Exercise description >> Word for word, retype every entry in the listing.

Supplied entries >>
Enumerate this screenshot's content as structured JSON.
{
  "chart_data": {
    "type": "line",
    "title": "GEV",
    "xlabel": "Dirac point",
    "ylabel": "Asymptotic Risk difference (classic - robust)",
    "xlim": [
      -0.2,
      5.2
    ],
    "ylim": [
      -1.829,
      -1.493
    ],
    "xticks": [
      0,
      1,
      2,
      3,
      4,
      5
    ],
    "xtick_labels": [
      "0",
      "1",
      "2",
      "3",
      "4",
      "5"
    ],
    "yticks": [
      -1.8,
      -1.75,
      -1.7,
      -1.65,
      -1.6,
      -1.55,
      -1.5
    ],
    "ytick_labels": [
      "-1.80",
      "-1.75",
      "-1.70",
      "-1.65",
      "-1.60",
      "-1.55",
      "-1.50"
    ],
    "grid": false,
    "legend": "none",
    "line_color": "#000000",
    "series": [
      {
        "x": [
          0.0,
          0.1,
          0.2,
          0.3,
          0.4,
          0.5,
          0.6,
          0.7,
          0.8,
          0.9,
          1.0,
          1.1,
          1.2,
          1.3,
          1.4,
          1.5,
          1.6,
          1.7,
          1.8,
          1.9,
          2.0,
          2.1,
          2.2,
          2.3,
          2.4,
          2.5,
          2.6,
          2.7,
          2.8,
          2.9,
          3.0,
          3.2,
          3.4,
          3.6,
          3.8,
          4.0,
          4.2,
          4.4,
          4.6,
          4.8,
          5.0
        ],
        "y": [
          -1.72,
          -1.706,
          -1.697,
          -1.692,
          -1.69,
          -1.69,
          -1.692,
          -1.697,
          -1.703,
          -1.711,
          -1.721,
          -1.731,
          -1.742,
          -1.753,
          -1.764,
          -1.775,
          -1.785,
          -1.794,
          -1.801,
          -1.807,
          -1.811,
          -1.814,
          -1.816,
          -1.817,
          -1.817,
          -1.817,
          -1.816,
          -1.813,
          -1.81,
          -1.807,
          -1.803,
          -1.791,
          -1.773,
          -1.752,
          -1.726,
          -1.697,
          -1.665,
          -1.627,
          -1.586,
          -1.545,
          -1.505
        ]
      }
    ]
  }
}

Right answer >>
Enumerate this screenshot's content as structured JSON.
{
  "chart_data": {
    "type": "line",
    "title": "GEV",
    "xlabel": "Dirac point",
    "ylabel": "Asymptotic Risk difference (classic - robust)",
    "xlim": [
      -0.2,
      5.2
    ],
    "ylim": [
      -1.829,
      -1.493
    ],
    "xticks": [
      0,
      1,
      2,
      3,
      4,
      5
    ],
    "xtick_labels": [
      "0",
      "1",
      "2",
      "3",
      "4",
      "5"
    ],
    "yticks": [
      -1.8,
      -1.75,
      -1.7,
      -1.65,
      -1.6,
      -1.55,
      -1.5
    ],
    "ytick_labels": [
      "-1.80",
      "-1.75",
      "-1.70",
      "-1.65",
      "-1.60",
      "-1.55",
      "-1.50"
    ],
    "grid": false,
    "legend": "none",
    "line_color": "#000000",
    "series": [
      {
        "x": [
          0.0,
          0.1,
          0.2,
          0.3,
          0.4,
          0.5,
          0.6,
          0.7,
          0.8,
          0.9,
          1.0,
          1.1,
          1.2,
          1.3,
          1.4,
          1.5,
          1.6,
          1.7,
          1.8,
          1.9,
          2.0,
          2.1,
          2.2,
          2.3,
          2.4,
          2.5,
          2.6,
          2.7,
          2.8,
          2.9,
          3.0,
          3.2,
          3.4,
          3.6,
          3.8,
          4.0,
          4.2,
          4.4,
          4.6,
          4.8,
          5.0
        ],
        "y": [
          -1.72,
          -1.706,
          -1.697,
          -1.692,
          -1.69,
          -1.69,
          -1.692,
          -1.697,
          -1.703,
          -1.711,
          -1.721,
          -1.731,
          -1.742,
          -1.753,
          -1.764,
          -1.775,
          -1.785,
          -1.794,
          -1.801,
          -1.807,
          -1.811,
          -1.814,
          -1.816,
          -1.817,
          -1.817,
          -1.817,
          -1.816,
          -1.813,
          -1.81,
          -1.807,
          -1.803,
          -1.791,
          -1.773,
          -1.752,
          -1.726,
          -1.697,
          -1.665,
          -1.627,
          -1.586,
          -1.545,
          -1.505
        ]
      }
    ]
  }
}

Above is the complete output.